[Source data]
*-*-*
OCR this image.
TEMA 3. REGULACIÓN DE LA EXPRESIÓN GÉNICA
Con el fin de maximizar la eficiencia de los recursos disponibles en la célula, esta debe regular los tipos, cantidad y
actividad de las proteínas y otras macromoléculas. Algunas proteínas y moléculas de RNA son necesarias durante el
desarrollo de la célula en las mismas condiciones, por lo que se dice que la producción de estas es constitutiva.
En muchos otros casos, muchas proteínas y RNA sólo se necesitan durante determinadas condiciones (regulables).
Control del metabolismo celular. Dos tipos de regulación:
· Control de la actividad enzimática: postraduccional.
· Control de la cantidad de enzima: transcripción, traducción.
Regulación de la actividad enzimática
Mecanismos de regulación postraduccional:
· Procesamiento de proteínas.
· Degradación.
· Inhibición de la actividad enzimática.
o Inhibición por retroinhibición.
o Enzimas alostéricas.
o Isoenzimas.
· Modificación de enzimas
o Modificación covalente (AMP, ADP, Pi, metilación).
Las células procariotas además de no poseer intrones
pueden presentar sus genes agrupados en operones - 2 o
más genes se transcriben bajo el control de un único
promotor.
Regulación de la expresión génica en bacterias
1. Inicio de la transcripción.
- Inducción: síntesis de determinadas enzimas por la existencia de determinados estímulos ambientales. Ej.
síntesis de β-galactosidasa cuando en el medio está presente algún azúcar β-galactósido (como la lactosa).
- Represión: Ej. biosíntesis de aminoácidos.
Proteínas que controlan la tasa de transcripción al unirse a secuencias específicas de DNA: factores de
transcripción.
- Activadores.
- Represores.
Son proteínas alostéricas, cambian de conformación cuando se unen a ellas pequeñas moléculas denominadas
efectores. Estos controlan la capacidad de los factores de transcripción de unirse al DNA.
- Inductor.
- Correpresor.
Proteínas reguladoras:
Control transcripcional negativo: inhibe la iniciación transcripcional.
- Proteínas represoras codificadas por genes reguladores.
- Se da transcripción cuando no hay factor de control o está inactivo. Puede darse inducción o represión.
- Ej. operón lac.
*-*-*
EXERCISE DESCRIPTION: Go through the data and show each line that holds "postraduccional".

ANSWER TO THE PROBLEM:
· Control de la actividad enzimática: postraduccional.
Mecanismos de regulación postraduccional:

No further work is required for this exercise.